* Given instruction *
Print every entry exactly as written.

* Dataset excerpts *
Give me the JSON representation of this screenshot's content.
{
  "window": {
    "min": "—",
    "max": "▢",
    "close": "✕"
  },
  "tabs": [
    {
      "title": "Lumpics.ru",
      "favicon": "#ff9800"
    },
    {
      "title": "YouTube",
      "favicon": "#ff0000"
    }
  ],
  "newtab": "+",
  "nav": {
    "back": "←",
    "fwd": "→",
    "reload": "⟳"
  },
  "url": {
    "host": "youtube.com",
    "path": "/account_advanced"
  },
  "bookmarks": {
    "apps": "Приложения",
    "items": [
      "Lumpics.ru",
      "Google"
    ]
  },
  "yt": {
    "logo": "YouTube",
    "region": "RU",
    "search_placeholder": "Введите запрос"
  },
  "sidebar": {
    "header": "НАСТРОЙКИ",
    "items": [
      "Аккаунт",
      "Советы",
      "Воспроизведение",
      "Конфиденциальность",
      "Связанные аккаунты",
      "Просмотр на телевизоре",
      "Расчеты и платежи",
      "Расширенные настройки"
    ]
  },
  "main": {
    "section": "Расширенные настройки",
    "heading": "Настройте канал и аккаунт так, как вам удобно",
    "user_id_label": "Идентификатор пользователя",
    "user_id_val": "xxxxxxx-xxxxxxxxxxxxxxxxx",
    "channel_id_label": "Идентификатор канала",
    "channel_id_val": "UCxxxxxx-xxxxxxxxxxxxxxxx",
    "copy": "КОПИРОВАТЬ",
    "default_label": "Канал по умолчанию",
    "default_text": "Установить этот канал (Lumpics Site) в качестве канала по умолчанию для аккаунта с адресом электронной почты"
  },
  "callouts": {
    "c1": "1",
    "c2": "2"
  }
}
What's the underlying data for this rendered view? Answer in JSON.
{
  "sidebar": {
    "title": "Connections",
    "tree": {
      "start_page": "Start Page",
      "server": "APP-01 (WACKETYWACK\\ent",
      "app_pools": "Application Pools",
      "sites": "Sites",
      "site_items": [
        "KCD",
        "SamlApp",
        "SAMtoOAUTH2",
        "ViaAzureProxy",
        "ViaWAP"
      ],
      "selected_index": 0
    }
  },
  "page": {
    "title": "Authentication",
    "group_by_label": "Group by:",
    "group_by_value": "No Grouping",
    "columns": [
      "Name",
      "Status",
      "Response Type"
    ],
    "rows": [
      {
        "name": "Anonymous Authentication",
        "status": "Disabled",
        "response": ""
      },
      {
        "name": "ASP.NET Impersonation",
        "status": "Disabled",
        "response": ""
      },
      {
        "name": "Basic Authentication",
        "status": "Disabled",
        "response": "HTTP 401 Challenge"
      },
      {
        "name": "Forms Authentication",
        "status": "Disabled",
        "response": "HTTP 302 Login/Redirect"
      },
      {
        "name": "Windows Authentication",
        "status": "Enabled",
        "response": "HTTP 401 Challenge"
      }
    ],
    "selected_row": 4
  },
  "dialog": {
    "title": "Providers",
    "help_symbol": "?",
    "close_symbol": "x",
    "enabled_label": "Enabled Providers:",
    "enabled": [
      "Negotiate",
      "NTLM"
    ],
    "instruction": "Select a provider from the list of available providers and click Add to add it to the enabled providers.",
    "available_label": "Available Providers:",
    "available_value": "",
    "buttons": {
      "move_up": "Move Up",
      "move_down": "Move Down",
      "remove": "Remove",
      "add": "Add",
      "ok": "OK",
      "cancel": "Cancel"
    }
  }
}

* Correct output *
Give me the JSON representation of this screenshot's content.
{
  "window": {
    "min": "—",
    "max": "▢",
    "close": "✕"
  },
  "tabs": [
    {
      "title": "Lumpics.ru",
      "favicon": "#ff9800"
    },
    {
      "title": "YouTube",
      "favicon": "#ff0000"
    }
  ],
  "newtab": "+",
  "nav": {
    "back": "←",
    "fwd": "→",
    "reload": "⟳"
  },
  "url": {
    "host": "youtube.com",
    "path": "/account_advanced"
  },
  "bookmarks": {
    "apps": "Приложения",
    "items": [
      "Lumpics.ru",
      "Google"
    ]
  },
  "yt": {
    "logo": "YouTube",
    "region": "RU",
    "search_placeholder": "Введите запрос"
  },
  "sidebar": {
    "header": "НАСТРОЙКИ",
    "items": [
      "Аккаунт",
      "Советы",
      "Воспроизведение",
      "Конфиденциальность",
      "Связанные аккаунты",
      "Просмотр на телевизоре",
      "Расчеты и платежи",
      "Расширенные настройки"
    ]
  },
  "main": {
    "section": "Расширенные настройки",
    "heading": "Настройте канал и аккаунт так, как вам удобно",
    "user_id_label": "Идентификатор пользователя",
    "user_id_val": "xxxxxxx-xxxxxxxxxxxxxxxxx",
    "channel_id_label": "Идентификатор канала",
    "channel_id_val": "UCxxxxxx-xxxxxxxxxxxxxxxx",
    "copy": "КОПИРОВАТЬ",
    "default_label": "Канал по умолчанию",
    "default_text": "Установить этот канал (Lumpics Site) в качестве канала по умолчанию для аккаунта с адресом электронной почты"
  },
  "callouts": {
    "c1": "1",
    "c2": "2"
  }
}
What's the underlying data for this rendered view? Answer in JSON.
{
  "sidebar": {
    "title": "Connections",
    "tree": {
      "start_page": "Start Page",
      "server": "APP-01 (WACKETYWACK\\ent",
      "app_pools": "Application Pools",
      "sites": "Sites",
      "site_items": [
        "KCD",
        "SamlApp",
        "SAMtoOAUTH2",
        "ViaAzureProxy",
        "ViaWAP"
      ],
      "selected_index": 0
    }
  },
  "page": {
    "title": "Authentication",
    "group_by_label": "Group by:",
    "group_by_value": "No Grouping",
    "columns": [
      "Name",
      "Status",
      "Response Type"
    ],
    "rows": [
      {
        "name": "Anonymous Authentication",
        "status": "Disabled",
        "response": ""
      },
      {
        "name": "ASP.NET Impersonation",
        "status": "Disabled",
        "response": ""
      },
      {
        "name": "Basic Authentication",
        "status": "Disabled",
        "response": "HTTP 401 Challenge"
      },
      {
        "name": "Forms Authentication",
        "status": "Disabled",
        "response": "HTTP 302 Login/Redirect"
      },
      {
        "name": "Windows Authentication",
        "status": "Enabled",
        "response": "HTTP 401 Challenge"
      }
    ],
    "selected_row": 4
  },
  "dialog": {
    "title": "Providers",
    "help_symbol": "?",
    "close_symbol": "x",
    "enabled_label": "Enabled Providers:",
    "enabled": [
      "Negotiate",
      "NTLM"
    ],
    "instruction": "Select a provider from the list of available providers and click Add to add it to the enabled providers.",
    "available_label": "Available Providers:",
    "available_value": "",
    "buttons": {
      "move_up": "Move Up",
      "move_down": "Move Down",
      "remove": "Remove",
      "add": "Add",
      "ok": "OK",
      "cancel": "Cancel"
    }
  }
}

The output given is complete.